Records for the task -
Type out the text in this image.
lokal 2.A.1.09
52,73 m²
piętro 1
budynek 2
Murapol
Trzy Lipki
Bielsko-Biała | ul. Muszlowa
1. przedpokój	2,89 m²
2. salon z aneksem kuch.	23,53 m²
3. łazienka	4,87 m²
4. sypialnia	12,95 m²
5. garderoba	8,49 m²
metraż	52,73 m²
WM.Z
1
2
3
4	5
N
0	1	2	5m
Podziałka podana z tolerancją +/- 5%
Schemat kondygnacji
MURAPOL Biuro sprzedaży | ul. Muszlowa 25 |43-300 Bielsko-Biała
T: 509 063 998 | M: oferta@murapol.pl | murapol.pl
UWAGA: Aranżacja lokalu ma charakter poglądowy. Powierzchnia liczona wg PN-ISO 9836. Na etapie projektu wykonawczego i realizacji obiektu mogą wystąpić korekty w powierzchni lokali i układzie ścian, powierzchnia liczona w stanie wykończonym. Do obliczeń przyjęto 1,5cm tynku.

* * *

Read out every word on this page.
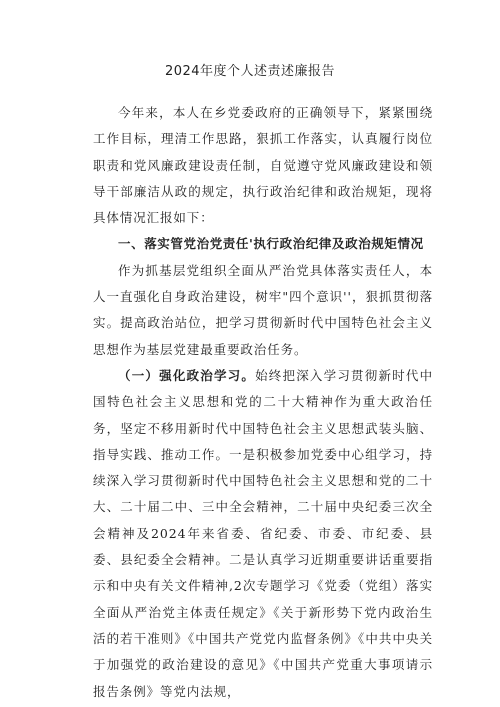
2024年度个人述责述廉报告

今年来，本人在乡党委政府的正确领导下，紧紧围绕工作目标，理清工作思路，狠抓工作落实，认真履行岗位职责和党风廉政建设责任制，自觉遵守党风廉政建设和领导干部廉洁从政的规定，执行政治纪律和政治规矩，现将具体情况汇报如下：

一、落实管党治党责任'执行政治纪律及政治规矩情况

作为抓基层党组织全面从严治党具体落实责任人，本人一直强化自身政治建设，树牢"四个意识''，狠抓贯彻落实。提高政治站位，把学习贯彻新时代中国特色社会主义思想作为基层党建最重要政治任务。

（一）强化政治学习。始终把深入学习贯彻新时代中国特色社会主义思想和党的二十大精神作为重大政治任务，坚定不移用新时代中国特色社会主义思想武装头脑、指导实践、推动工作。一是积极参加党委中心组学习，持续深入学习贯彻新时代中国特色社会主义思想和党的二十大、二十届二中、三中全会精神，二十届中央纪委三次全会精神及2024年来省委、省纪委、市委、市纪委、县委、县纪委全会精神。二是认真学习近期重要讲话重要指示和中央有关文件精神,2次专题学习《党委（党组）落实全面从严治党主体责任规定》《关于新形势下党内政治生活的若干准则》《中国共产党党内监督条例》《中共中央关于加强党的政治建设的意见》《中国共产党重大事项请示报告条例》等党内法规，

Task brief - State how many lines in the records above contain the word "Muszlowa", and give only that number.

Response for this exercise - 2